(Saved data entries)
....................

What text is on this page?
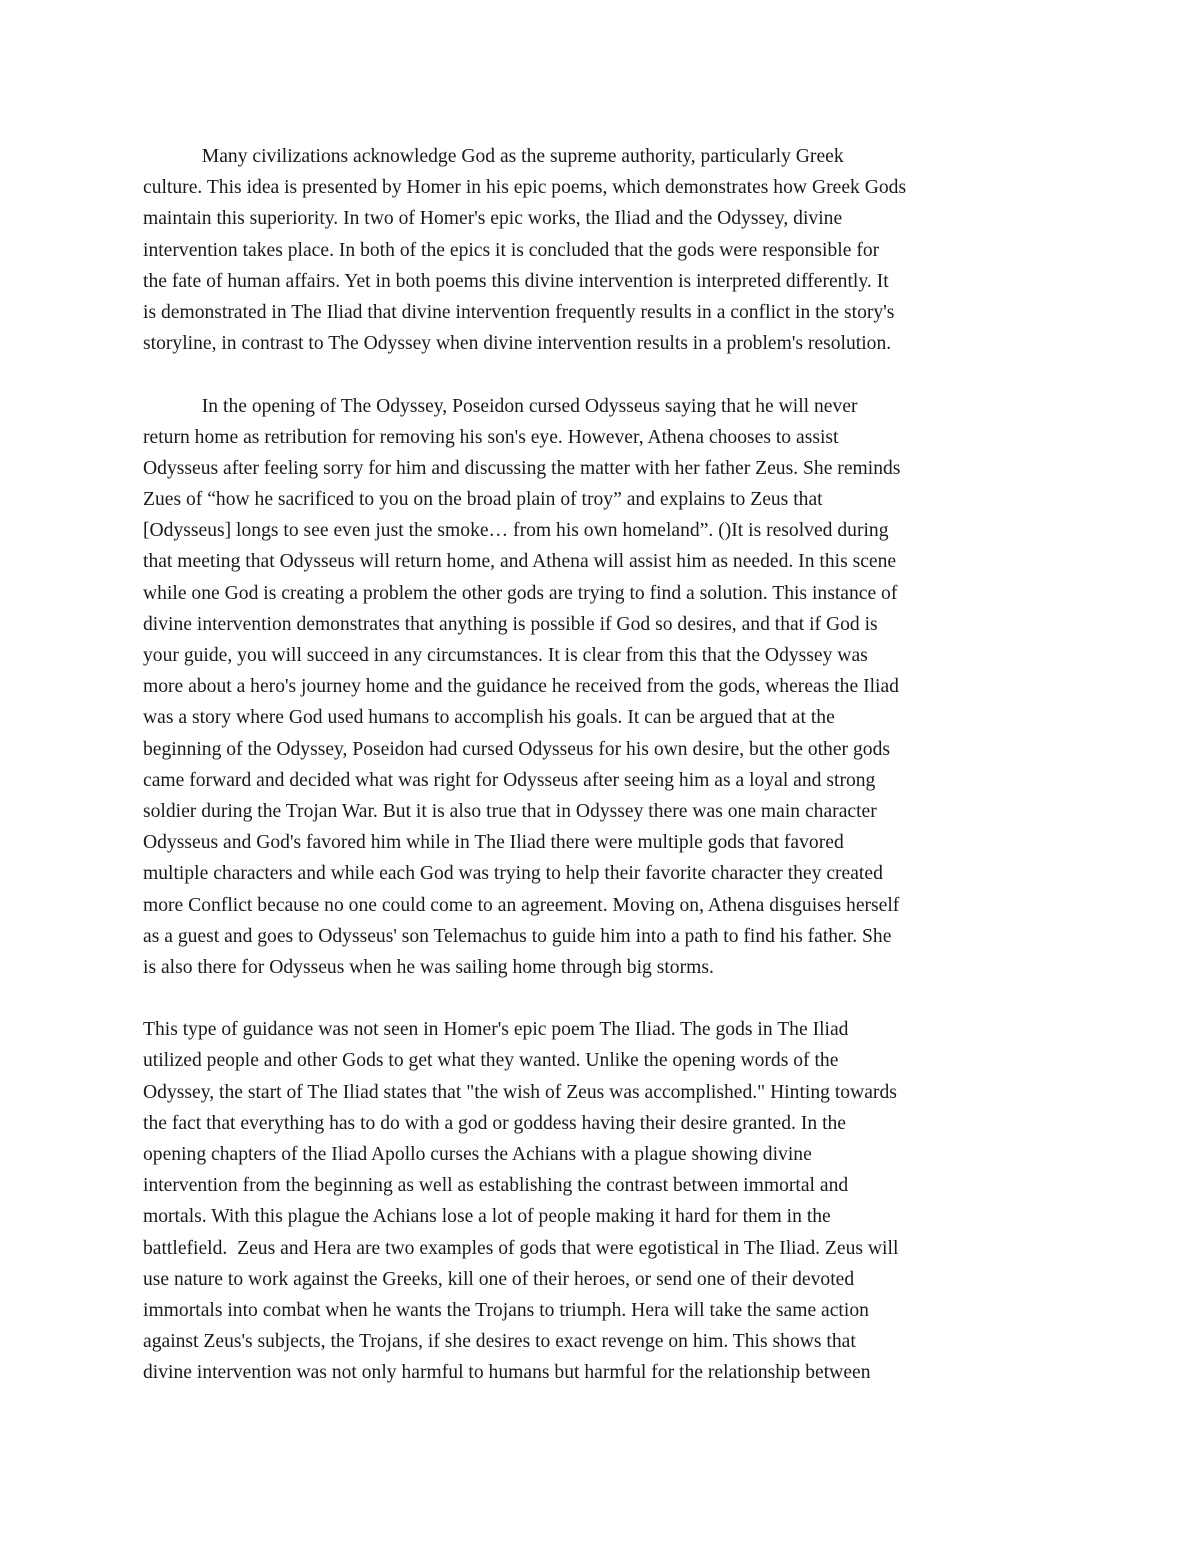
Many civilizations acknowledge God as the supreme authority, particularly Greek
culture. This idea is presented by Homer in his epic poems, which demonstrates how Greek Gods
maintain this superiority. In two of Homer's epic works, the Iliad and the Odyssey, divine
intervention takes place. In both of the epics it is concluded that the gods were responsible for
the fate of human affairs. Yet in both poems this divine intervention is interpreted differently. It
is demonstrated in The Iliad that divine intervention frequently results in a conflict in the story's
storyline, in contrast to The Odyssey when divine intervention results in a problem's resolution.
In the opening of The Odyssey, Poseidon cursed Odysseus saying that he will never
return home as retribution for removing his son's eye. However, Athena chooses to assist
Odysseus after feeling sorry for him and discussing the matter with her father Zeus. She reminds
Zues of “how he sacrificed to you on the broad plain of troy” and explains to Zeus that
[Odysseus] longs to see even just the smoke… from his own homeland”. ()It is resolved during
that meeting that Odysseus will return home, and Athena will assist him as needed. In this scene
while one God is creating a problem the other gods are trying to find a solution. This instance of
divine intervention demonstrates that anything is possible if God so desires, and that if God is
your guide, you will succeed in any circumstances. It is clear from this that the Odyssey was
more about a hero's journey home and the guidance he received from the gods, whereas the Iliad
was a story where God used humans to accomplish his goals. It can be argued that at the
beginning of the Odyssey, Poseidon had cursed Odysseus for his own desire, but the other gods
came forward and decided what was right for Odysseus after seeing him as a loyal and strong
soldier during the Trojan War. But it is also true that in Odyssey there was one main character
Odysseus and God's favored him while in The Iliad there were multiple gods that favored
multiple characters and while each God was trying to help their favorite character they created
more Conflict because no one could come to an agreement. Moving on, Athena disguises herself
as a guest and goes to Odysseus' son Telemachus to guide him into a path to find his father. She
is also there for Odysseus when he was sailing home through big storms.
This type of guidance was not seen in Homer's epic poem The Iliad. The gods in The Iliad
utilized people and other Gods to get what they wanted. Unlike the opening words of the
Odyssey, the start of The Iliad states that "the wish of Zeus was accomplished." Hinting towards
the fact that everything has to do with a god or goddess having their desire granted. In the
opening chapters of the Iliad Apollo curses the Achians with a plague showing divine
intervention from the beginning as well as establishing the contrast between immortal and
mortals. With this plague the Achians lose a lot of people making it hard for them in the
battlefield.  Zeus and Hera are two examples of gods that were egotistical in The Iliad. Zeus will
use nature to work against the Greeks, kill one of their heroes, or send one of their devoted
immortals into combat when he wants the Trojans to triumph. Hera will take the same action
against Zeus's subjects, the Trojans, if she desires to exact revenge on him. This shows that
divine intervention was not only harmful to humans but harmful for the relationship between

....................

EXERCISE: Where a line of the material above holds the string "guide", copy that line.

WRITTEN RESPONSE:
your guide, you will succeed in any circumstances. It is clear from this that the Odyssey was
as a guest and goes to Odysseus' son Telemachus to guide him into a path to find his father. She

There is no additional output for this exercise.